Exercise details: Among the records that follow, count the lines with the string "drinks"; report only that count.
---+---
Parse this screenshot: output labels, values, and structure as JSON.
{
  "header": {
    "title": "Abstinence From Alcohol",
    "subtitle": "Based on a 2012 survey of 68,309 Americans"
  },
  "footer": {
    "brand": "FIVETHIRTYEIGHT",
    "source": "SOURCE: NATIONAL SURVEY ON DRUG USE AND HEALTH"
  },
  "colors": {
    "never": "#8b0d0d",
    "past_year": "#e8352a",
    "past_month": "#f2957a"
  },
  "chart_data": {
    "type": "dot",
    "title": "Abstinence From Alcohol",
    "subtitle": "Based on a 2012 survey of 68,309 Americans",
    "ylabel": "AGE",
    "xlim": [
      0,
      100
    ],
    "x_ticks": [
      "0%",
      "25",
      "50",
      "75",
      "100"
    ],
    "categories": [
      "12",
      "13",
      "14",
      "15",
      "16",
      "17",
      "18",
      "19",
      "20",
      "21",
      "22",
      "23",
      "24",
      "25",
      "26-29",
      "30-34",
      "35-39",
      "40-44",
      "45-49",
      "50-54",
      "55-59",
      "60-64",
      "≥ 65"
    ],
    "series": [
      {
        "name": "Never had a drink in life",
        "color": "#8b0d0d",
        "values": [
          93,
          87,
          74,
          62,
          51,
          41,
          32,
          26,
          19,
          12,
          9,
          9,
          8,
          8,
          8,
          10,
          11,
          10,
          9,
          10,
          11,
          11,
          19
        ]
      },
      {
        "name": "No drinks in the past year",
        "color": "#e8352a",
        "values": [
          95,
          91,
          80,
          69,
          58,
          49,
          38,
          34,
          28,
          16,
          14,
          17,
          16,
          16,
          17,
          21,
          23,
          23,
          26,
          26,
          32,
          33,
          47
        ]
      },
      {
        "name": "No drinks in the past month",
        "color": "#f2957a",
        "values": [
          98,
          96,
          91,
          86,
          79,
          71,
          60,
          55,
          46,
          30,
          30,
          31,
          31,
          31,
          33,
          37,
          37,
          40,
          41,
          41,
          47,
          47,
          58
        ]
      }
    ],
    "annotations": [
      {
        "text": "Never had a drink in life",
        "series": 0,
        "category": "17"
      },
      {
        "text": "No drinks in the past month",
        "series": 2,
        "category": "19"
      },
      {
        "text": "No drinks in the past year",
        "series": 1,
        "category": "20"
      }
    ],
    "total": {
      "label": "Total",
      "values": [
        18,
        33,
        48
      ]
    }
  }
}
---+---
Worked answer: 4